[Collected data entries]
^^^^^^^^^^^^^^^^

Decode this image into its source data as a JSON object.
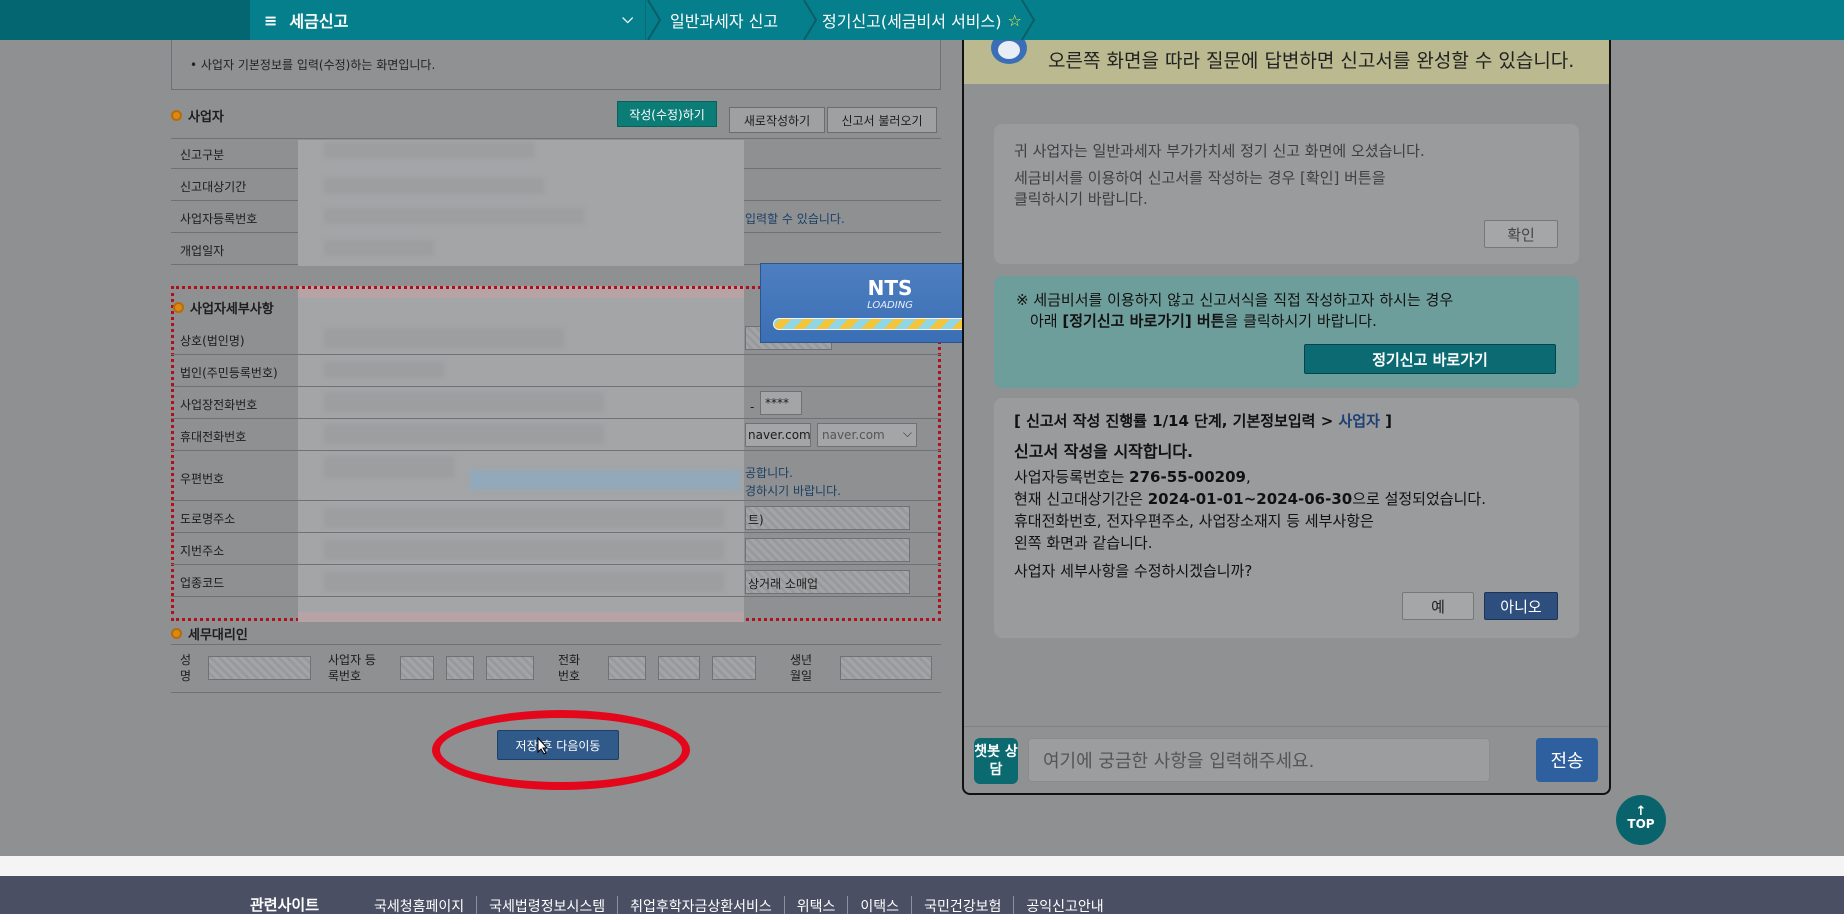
{
  "nav": {
    "menu_label": "세금신고",
    "crumb1": "일반과세자 신고",
    "crumb2": "정기신고(세금비서 서비스)"
  },
  "form": {
    "notice": "• 사업자 기본정보를 입력(수정)하는 화면입니다.",
    "section_business": "사업자",
    "btn_edit": "작성(수정)하기",
    "btn_new": "새로작성하기",
    "btn_load": "신고서 불러오기",
    "labels_top": [
      "신고구분",
      "신고대상기간",
      "사업자등록번호",
      "개업일자"
    ],
    "reg_hint": "입력할 수 있습니다.",
    "section_detail": "사업자세부사항",
    "labels_detail": [
      "상호(법인명)",
      "법인(주민등록번호)",
      "사업장전화번호",
      "휴대전화번호",
      "우편번호",
      "도로명주소",
      "지번주소",
      "업종코드"
    ],
    "phone_mask": "****",
    "email_domain": "naver.com",
    "email_select": "naver.com",
    "post_hint1": "공합니다.",
    "post_hint2": "경하시기 바랍니다.",
    "road_suffix": "트)",
    "industry_text": "상거래 소매업",
    "section_agent": "세무대리인",
    "agent_name": "성명",
    "agent_reg": "사업자 등록번호",
    "agent_phone": "전화 번호",
    "agent_birth": "생년 월일",
    "save_next": "저장 후 다음이동"
  },
  "loading": {
    "title": "NTS",
    "sub": "LOADING"
  },
  "chat": {
    "banner": "오른쪽 화면을 따라 질문에 답변하면 신고서를 완성할 수 있습니다.",
    "card1_line1": "귀 사업자는 일반과세자 부가가치세 정기 신고 화면에 오셨습니다.",
    "card1_line2": "세금비서를 이용하여 신고서를 작성하는 경우 [확인] 버튼을",
    "card1_line3": "클릭하시기 바랍니다.",
    "btn_confirm": "확인",
    "card2_line1": "※ 세금비서를 이용하지 않고 신고서식을 직접 작성하고자 하시는 경우",
    "card2_line2_pre": "아래 ",
    "card2_line2_bold": "[정기신고 바로가기] 버튼",
    "card2_line2_post": "을 클릭하시기 바랍니다.",
    "btn_shortcut": "정기신고 바로가기",
    "card3_progress_pre": "[ 신고서 작성 진행률 1/14 단계, 기본정보입력 > ",
    "card3_progress_link": "사업자",
    "card3_progress_post": " ]",
    "card3_start": "신고서 작성을 시작합니다.",
    "card3_reg_pre": "사업자등록번호는 ",
    "card3_reg_num": "276-55-00209",
    "card3_reg_post": ",",
    "card3_period_pre": "현재 신고대상기간은 ",
    "card3_period": "2024-01-01~2024-06-30",
    "card3_period_post": "으로 설정되었습니다.",
    "card3_line4": "휴대전화번호, 전자우편주소, 사업장소재지 등 세부사항은",
    "card3_line5": "왼쪽 화면과 같습니다.",
    "card3_question": "사업자 세부사항을 수정하시겠습니까?",
    "btn_yes": "예",
    "btn_no": "아니오",
    "badge": "챗봇 상담",
    "input_placeholder": "여기에 궁금한 사항을 입력해주세요.",
    "send": "전송"
  },
  "top_button": "TOP",
  "footer": {
    "label": "관련사이트",
    "links": [
      "국세청홈페이지",
      "국세법령정보시스템",
      "취업후학자금상환서비스",
      "위택스",
      "이택스",
      "국민건강보험",
      "공익신고안내"
    ]
  }
}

^^^^^^^^^^^^^^^^

### WHAT YOU NEED TO DO
Every entry above is to be set down exactly; the pictures are to be left out.

### RESULT OF THE EXERCISE
Decode this image into its source data as a JSON object.
{
  "nav": {
    "menu_label": "세금신고",
    "crumb1": "일반과세자 신고",
    "crumb2": "정기신고(세금비서 서비스)"
  },
  "form": {
    "notice": "• 사업자 기본정보를 입력(수정)하는 화면입니다.",
    "section_business": "사업자",
    "btn_edit": "작성(수정)하기",
    "btn_new": "새로작성하기",
    "btn_load": "신고서 불러오기",
    "labels_top": [
      "신고구분",
      "신고대상기간",
      "사업자등록번호",
      "개업일자"
    ],
    "reg_hint": "입력할 수 있습니다.",
    "section_detail": "사업자세부사항",
    "labels_detail": [
      "상호(법인명)",
      "법인(주민등록번호)",
      "사업장전화번호",
      "휴대전화번호",
      "우편번호",
      "도로명주소",
      "지번주소",
      "업종코드"
    ],
    "phone_mask": "****",
    "email_domain": "naver.com",
    "email_select": "naver.com",
    "post_hint1": "공합니다.",
    "post_hint2": "경하시기 바랍니다.",
    "road_suffix": "트)",
    "industry_text": "상거래 소매업",
    "section_agent": "세무대리인",
    "agent_name": "성명",
    "agent_reg": "사업자 등록번호",
    "agent_phone": "전화 번호",
    "agent_birth": "생년 월일",
    "save_next": "저장 후 다음이동"
  },
  "loading": {
    "title": "NTS",
    "sub": "LOADING"
  },
  "chat": {
    "banner": "오른쪽 화면을 따라 질문에 답변하면 신고서를 완성할 수 있습니다.",
    "card1_line1": "귀 사업자는 일반과세자 부가가치세 정기 신고 화면에 오셨습니다.",
    "card1_line2": "세금비서를 이용하여 신고서를 작성하는 경우 [확인] 버튼을",
    "card1_line3": "클릭하시기 바랍니다.",
    "btn_confirm": "확인",
    "card2_line1": "※ 세금비서를 이용하지 않고 신고서식을 직접 작성하고자 하시는 경우",
    "card2_line2_pre": "아래 ",
    "card2_line2_bold": "[정기신고 바로가기] 버튼",
    "card2_line2_post": "을 클릭하시기 바랍니다.",
    "btn_shortcut": "정기신고 바로가기",
    "card3_progress_pre": "[ 신고서 작성 진행률 1/14 단계, 기본정보입력 > ",
    "card3_progress_link": "사업자",
    "card3_progress_post": " ]",
    "card3_start": "신고서 작성을 시작합니다.",
    "card3_reg_pre": "사업자등록번호는 ",
    "card3_reg_num": "276-55-00209",
    "card3_reg_post": ",",
    "card3_period_pre": "현재 신고대상기간은 ",
    "card3_period": "2024-01-01~2024-06-30",
    "card3_period_post": "으로 설정되었습니다.",
    "card3_line4": "휴대전화번호, 전자우편주소, 사업장소재지 등 세부사항은",
    "card3_line5": "왼쪽 화면과 같습니다.",
    "card3_question": "사업자 세부사항을 수정하시겠습니까?",
    "btn_yes": "예",
    "btn_no": "아니오",
    "badge": "챗봇 상담",
    "input_placeholder": "여기에 궁금한 사항을 입력해주세요.",
    "send": "전송"
  },
  "top_button": "TOP",
  "footer": {
    "label": "관련사이트",
    "links": [
      "국세청홈페이지",
      "국세법령정보시스템",
      "취업후학자금상환서비스",
      "위택스",
      "이택스",
      "국민건강보험",
      "공익신고안내"
    ]
  }
}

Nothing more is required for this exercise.